A Recipe for the Perfect Fall Food Plot

   08.19.15

A Recipe for the Perfect Fall Food Plot

Planting food plots on your hunting property has many year-round benefits. The right food in the spring and summer can keep does and fawns on your property, where they will remain into the fall when bucks are cruising. Bucks will visit spring and summer food plots all year if they are in the right location and have secure cover nearby.

But if you want to plant a food plot that will bring deer in during the actual hunting season, one that will attract both bucks and does well into the fall and early winter, it’s hard to beat planting brassicas, a family of plants that have a lot of appeal when the deer are putting on weight for the upcoming winter.

The brassica family includes mostly vegetables with root tubers such as turnips, sugar beets, forage rape, and radishes. It also includes plants that are not commonly used for food plots such as cabbage, broccoli, and cauliflower. While these three are not usually considered food plot plants, deer do love them—just ask anyone who has tried to grow them in a garden that deer have access to.

### Data shown
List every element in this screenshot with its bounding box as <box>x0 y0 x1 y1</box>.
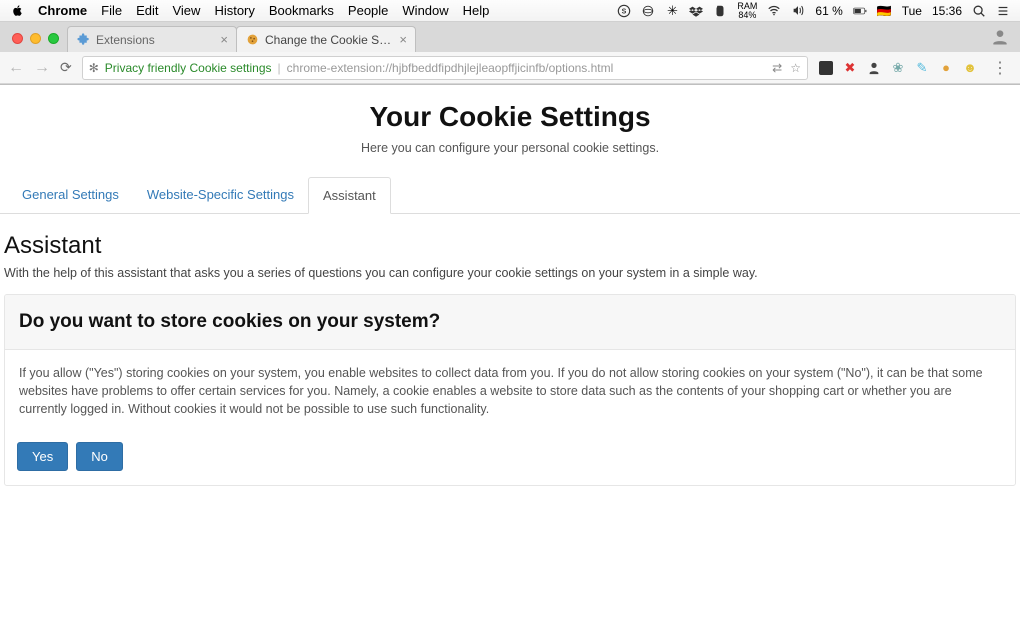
no-button[interactable]: No <box>76 442 123 471</box>
tab-website-specific-settings[interactable]: Website-Specific Settings <box>133 177 308 213</box>
apple-icon[interactable] <box>10 4 24 18</box>
tab-title: Change the Cookie Settings <box>265 33 393 47</box>
tab-strip: Extensions × Change the Cookie Settings … <box>0 22 1020 52</box>
menu-help[interactable]: Help <box>463 3 490 18</box>
ext-icon-7[interactable]: ☻ <box>962 60 978 76</box>
battery-percent: 61 % <box>815 4 842 18</box>
ext-icon-5[interactable]: ✎ <box>914 60 930 76</box>
bookmark-star-icon[interactable]: ☆ <box>790 61 801 75</box>
spotlight-icon[interactable] <box>972 4 986 18</box>
ext-icon-3[interactable] <box>866 60 882 76</box>
menu-file[interactable]: File <box>101 3 122 18</box>
ext-icon-6[interactable]: ● <box>938 60 954 76</box>
ext-icon-1[interactable] <box>818 60 834 76</box>
tab-title: Extensions <box>96 33 214 47</box>
ext-icon-4[interactable]: ❀ <box>890 60 906 76</box>
chrome-menu-icon[interactable]: ⋮ <box>988 58 1012 78</box>
page-subtitle: Here you can configure your personal coo… <box>0 141 1020 155</box>
input-source-flag[interactable]: 🇩🇪 <box>877 4 892 18</box>
browser-chrome: Extensions × Change the Cookie Settings … <box>0 22 1020 85</box>
section-heading: Assistant <box>4 232 1016 260</box>
browser-tab-cookie-settings[interactable]: Change the Cookie Settings × <box>236 26 416 52</box>
section-lead: With the help of this assistant that ask… <box>4 266 1016 280</box>
page-title: Your Cookie Settings <box>0 101 1020 133</box>
puzzle-icon <box>76 33 90 47</box>
svg-text:S: S <box>622 8 627 15</box>
tab-assistant[interactable]: Assistant <box>308 177 391 214</box>
mac-menubar: Chrome File Edit View History Bookmarks … <box>0 0 1020 22</box>
window-minimize-button[interactable] <box>30 33 41 44</box>
browser-tab-extensions[interactable]: Extensions × <box>67 26 237 52</box>
notification-center-icon[interactable] <box>996 4 1010 18</box>
url-text: chrome-extension://hjbfbeddfipdhjlejleao… <box>287 61 767 75</box>
wifi-icon[interactable] <box>767 4 781 18</box>
menubar-app-name[interactable]: Chrome <box>38 3 87 18</box>
extension-icons: ✖ ❀ ✎ ● ☻ <box>818 60 978 76</box>
question-panel: Do you want to store cookies on your sys… <box>4 294 1016 486</box>
volume-icon[interactable] <box>791 4 805 18</box>
profile-icon[interactable] <box>990 27 1010 47</box>
evernote-icon[interactable] <box>713 4 727 18</box>
istat-icon[interactable]: RAM84% <box>737 2 757 20</box>
close-icon[interactable]: × <box>399 32 407 47</box>
menu-history[interactable]: History <box>214 3 254 18</box>
window-zoom-button[interactable] <box>48 33 59 44</box>
address-bar[interactable]: ✻ Privacy friendly Cookie settings | chr… <box>82 56 808 80</box>
question-body: If you allow ("Yes") storing cookies on … <box>5 350 1015 432</box>
window-close-button[interactable] <box>12 33 23 44</box>
menu-edit[interactable]: Edit <box>136 3 158 18</box>
yes-button[interactable]: Yes <box>17 442 68 471</box>
reload-button[interactable]: ⟳ <box>60 59 72 76</box>
skype-icon[interactable]: S <box>617 4 631 18</box>
clock-day: Tue <box>902 4 922 18</box>
atom-icon[interactable] <box>641 4 655 18</box>
menu-bookmarks[interactable]: Bookmarks <box>269 3 334 18</box>
ext-icon-2[interactable]: ✖ <box>842 60 858 76</box>
menu-extras-icon[interactable]: ✳ <box>665 4 679 18</box>
tab-general-settings[interactable]: General Settings <box>8 177 133 213</box>
page-content: Your Cookie Settings Here you can config… <box>0 85 1020 496</box>
question-heading: Do you want to store cookies on your sys… <box>19 311 1001 333</box>
forward-button[interactable]: → <box>34 59 50 77</box>
menu-people[interactable]: People <box>348 3 388 18</box>
close-icon[interactable]: × <box>220 32 228 47</box>
settings-tabs: General Settings Website-Specific Settin… <box>0 177 1020 214</box>
menu-view[interactable]: View <box>172 3 200 18</box>
window-controls <box>6 33 67 52</box>
browser-toolbar: ← → ⟳ ✻ Privacy friendly Cookie settings… <box>0 52 1020 84</box>
site-identity-label: Privacy friendly Cookie settings <box>105 61 272 75</box>
site-info-icon[interactable]: ✻ <box>89 61 99 75</box>
clock-time: 15:36 <box>932 4 962 18</box>
back-button[interactable]: ← <box>8 59 24 77</box>
translate-icon[interactable]: ⇄ <box>772 61 782 75</box>
menu-window[interactable]: Window <box>402 3 448 18</box>
battery-icon[interactable] <box>853 4 867 18</box>
cookie-icon <box>245 33 259 47</box>
dropbox-icon[interactable] <box>689 4 703 18</box>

### Written request
Write out the passage from the text on fall food plots, starting at "But if you want" and ending at "the upcoming winter.". The records are separate material and have no connection to the text on fall food plots.

### In response
But if you want to plant a food plot that will bring deer in during the actual hunting season, one that will attract both bucks and does well into the fall and early winter, it’s hard to beat planting brassicas, a family of plants that have a lot of appeal when the deer are putting on weight for the upcoming winter.